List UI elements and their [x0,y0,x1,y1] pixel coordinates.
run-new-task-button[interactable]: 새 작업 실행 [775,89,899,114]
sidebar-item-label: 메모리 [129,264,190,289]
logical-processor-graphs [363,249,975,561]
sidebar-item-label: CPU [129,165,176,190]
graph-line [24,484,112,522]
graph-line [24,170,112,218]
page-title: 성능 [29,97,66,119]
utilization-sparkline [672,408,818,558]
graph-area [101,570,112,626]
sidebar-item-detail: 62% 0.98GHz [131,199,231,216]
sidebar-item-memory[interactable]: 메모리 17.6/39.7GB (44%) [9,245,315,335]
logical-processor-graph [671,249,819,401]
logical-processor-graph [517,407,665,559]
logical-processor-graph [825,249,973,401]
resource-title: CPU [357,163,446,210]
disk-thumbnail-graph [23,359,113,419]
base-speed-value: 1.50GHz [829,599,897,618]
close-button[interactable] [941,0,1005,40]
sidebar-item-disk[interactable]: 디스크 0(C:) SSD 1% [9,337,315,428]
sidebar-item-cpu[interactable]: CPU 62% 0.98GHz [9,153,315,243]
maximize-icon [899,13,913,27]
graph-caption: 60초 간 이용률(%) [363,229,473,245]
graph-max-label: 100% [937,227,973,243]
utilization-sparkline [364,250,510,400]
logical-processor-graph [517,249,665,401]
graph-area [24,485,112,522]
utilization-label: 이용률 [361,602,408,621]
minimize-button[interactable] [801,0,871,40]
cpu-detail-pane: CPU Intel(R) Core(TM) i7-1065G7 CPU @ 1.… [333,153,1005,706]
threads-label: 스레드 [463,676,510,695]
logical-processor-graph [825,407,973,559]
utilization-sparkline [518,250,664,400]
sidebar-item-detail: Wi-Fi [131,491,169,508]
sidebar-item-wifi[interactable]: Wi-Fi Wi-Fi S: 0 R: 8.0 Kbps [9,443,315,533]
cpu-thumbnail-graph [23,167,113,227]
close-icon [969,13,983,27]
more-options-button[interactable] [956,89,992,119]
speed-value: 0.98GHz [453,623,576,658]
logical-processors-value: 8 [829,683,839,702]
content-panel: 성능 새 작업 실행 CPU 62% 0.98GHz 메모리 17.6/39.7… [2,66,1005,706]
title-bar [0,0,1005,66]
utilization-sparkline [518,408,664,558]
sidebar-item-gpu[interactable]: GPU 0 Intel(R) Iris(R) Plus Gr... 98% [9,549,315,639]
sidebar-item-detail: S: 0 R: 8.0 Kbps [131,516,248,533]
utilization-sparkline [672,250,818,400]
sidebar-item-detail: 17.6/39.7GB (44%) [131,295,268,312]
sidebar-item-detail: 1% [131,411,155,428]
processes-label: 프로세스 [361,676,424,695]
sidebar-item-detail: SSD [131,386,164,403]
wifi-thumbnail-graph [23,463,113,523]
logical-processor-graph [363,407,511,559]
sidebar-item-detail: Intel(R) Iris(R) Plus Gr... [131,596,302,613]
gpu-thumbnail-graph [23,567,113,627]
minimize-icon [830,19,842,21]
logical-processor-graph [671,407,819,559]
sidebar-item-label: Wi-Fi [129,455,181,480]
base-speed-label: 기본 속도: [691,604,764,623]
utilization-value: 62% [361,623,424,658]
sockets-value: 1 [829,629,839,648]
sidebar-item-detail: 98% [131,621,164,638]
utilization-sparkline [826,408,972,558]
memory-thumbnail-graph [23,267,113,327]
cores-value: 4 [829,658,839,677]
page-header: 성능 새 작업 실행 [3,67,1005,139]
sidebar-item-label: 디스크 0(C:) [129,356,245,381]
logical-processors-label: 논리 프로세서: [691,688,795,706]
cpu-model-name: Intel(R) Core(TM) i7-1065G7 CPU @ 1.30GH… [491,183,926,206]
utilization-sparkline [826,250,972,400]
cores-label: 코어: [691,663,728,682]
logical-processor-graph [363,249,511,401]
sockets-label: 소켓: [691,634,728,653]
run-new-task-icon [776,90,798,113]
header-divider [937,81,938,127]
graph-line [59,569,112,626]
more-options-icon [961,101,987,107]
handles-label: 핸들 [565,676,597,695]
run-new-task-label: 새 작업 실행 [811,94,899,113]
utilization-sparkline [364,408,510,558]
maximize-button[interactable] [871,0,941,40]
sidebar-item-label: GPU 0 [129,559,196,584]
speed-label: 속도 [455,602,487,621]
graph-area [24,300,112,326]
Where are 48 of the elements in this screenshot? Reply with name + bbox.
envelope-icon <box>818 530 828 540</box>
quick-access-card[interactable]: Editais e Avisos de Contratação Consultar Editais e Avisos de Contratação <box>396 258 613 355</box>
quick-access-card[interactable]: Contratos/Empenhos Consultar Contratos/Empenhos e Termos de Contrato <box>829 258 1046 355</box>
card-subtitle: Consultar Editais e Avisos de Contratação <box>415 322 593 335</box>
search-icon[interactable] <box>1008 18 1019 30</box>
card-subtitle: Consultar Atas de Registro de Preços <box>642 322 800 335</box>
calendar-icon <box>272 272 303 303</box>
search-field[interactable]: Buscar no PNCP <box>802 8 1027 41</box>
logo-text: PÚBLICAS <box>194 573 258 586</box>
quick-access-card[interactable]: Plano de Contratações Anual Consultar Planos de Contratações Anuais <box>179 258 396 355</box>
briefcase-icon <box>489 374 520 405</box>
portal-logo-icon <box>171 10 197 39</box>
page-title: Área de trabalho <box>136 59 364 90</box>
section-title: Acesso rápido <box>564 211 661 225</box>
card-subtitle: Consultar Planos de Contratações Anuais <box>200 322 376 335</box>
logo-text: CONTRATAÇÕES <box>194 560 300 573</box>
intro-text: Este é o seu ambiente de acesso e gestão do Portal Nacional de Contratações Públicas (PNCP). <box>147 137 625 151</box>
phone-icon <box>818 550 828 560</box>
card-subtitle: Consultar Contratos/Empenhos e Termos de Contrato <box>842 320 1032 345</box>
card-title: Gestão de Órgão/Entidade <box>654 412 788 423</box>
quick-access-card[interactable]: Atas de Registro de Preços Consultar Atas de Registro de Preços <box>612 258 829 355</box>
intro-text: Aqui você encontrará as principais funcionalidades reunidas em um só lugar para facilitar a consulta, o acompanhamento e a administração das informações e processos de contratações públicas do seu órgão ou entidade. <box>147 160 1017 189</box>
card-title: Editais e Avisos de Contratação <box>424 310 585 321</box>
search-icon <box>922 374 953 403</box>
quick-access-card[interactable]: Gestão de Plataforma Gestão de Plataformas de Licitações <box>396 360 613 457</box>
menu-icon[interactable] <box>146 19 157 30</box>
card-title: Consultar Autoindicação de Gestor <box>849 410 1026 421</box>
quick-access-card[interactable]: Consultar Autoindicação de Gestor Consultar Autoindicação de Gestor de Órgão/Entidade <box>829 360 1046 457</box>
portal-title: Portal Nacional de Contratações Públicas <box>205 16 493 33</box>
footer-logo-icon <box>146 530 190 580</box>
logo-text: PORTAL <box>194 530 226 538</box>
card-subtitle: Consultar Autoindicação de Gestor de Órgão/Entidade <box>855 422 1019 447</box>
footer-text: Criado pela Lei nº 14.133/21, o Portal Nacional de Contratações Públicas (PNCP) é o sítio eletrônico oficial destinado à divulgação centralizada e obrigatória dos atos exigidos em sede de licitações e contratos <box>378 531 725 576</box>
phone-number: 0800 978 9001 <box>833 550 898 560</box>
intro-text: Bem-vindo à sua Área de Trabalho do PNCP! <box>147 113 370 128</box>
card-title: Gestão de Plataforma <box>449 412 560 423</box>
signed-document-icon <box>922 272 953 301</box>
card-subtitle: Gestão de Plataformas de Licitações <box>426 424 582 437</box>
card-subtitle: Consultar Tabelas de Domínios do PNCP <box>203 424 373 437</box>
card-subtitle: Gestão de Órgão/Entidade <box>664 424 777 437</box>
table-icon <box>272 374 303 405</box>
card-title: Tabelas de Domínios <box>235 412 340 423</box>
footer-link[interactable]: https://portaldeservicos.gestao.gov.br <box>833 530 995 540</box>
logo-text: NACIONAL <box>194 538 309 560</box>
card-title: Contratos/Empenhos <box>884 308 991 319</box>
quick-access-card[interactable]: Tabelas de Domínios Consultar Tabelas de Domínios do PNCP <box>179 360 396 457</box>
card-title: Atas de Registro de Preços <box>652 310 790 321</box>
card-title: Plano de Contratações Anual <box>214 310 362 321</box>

Short task – Retype everything from the first line down through the line containing "graph-line [24,170,112,218]", both included, with no changes.

Written answer –
List UI elements and their [x0,y0,x1,y1] pixel coordinates.
run-new-task-button[interactable]: 새 작업 실행 [775,89,899,114]
sidebar-item-label: 메모리 [129,264,190,289]
logical-processor-graphs [363,249,975,561]
sidebar-item-label: CPU [129,165,176,190]
graph-line [24,484,112,522]
graph-line [24,170,112,218]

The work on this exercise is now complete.